TASK GOAL: All entries below are to be set down again, identical to the source.

TASK INPUTS:
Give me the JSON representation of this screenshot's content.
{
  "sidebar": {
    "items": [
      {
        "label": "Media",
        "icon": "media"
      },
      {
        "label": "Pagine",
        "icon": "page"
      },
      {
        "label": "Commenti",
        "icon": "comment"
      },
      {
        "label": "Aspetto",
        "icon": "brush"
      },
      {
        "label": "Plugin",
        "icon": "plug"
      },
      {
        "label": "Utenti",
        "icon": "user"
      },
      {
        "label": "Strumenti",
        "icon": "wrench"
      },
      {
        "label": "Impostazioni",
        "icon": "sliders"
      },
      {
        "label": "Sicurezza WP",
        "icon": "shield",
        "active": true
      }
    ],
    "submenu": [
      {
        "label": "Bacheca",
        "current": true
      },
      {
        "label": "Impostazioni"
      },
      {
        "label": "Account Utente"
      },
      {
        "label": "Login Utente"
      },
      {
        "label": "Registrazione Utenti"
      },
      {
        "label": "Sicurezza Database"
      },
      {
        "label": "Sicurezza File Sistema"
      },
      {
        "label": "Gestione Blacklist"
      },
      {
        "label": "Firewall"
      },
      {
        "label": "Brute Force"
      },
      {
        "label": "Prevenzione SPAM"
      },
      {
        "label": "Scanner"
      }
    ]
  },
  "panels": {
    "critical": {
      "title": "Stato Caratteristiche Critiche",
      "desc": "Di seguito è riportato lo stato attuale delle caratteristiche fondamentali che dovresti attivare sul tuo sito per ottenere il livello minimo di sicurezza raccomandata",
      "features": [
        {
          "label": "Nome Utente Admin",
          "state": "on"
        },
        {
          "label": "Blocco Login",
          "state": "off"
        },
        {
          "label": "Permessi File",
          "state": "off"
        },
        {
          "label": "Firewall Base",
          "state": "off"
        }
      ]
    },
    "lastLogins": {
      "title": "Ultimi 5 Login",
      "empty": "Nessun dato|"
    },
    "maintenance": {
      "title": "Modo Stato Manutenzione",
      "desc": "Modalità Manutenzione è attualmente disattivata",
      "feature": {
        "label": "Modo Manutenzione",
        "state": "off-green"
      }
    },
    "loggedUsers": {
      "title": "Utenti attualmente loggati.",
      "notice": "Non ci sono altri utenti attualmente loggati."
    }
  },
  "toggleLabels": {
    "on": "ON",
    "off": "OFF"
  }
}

SOLUTION TO THIS TASK:
Give me the JSON representation of this screenshot's content.
{
  "sidebar": {
    "items": [
      {
        "label": "Media",
        "icon": "media"
      },
      {
        "label": "Pagine",
        "icon": "page"
      },
      {
        "label": "Commenti",
        "icon": "comment"
      },
      {
        "label": "Aspetto",
        "icon": "brush"
      },
      {
        "label": "Plugin",
        "icon": "plug"
      },
      {
        "label": "Utenti",
        "icon": "user"
      },
      {
        "label": "Strumenti",
        "icon": "wrench"
      },
      {
        "label": "Impostazioni",
        "icon": "sliders"
      },
      {
        "label": "Sicurezza WP",
        "icon": "shield",
        "active": true
      }
    ],
    "submenu": [
      {
        "label": "Bacheca",
        "current": true
      },
      {
        "label": "Impostazioni"
      },
      {
        "label": "Account Utente"
      },
      {
        "label": "Login Utente"
      },
      {
        "label": "Registrazione Utenti"
      },
      {
        "label": "Sicurezza Database"
      },
      {
        "label": "Sicurezza File Sistema"
      },
      {
        "label": "Gestione Blacklist"
      },
      {
        "label": "Firewall"
      },
      {
        "label": "Brute Force"
      },
      {
        "label": "Prevenzione SPAM"
      },
      {
        "label": "Scanner"
      }
    ]
  },
  "panels": {
    "critical": {
      "title": "Stato Caratteristiche Critiche",
      "desc": "Di seguito è riportato lo stato attuale delle caratteristiche fondamentali che dovresti attivare sul tuo sito per ottenere il livello minimo di sicurezza raccomandata",
      "features": [
        {
          "label": "Nome Utente Admin",
          "state": "on"
        },
        {
          "label": "Blocco Login",
          "state": "off"
        },
        {
          "label": "Permessi File",
          "state": "off"
        },
        {
          "label": "Firewall Base",
          "state": "off"
        }
      ]
    },
    "lastLogins": {
      "title": "Ultimi 5 Login",
      "empty": "Nessun dato|"
    },
    "maintenance": {
      "title": "Modo Stato Manutenzione",
      "desc": "Modalità Manutenzione è attualmente disattivata",
      "feature": {
        "label": "Modo Manutenzione",
        "state": "off-green"
      }
    },
    "loggedUsers": {
      "title": "Utenti attualmente loggati.",
      "notice": "Non ci sono altri utenti attualmente loggati."
    }
  },
  "toggleLabels": {
    "on": "ON",
    "off": "OFF"
  }
}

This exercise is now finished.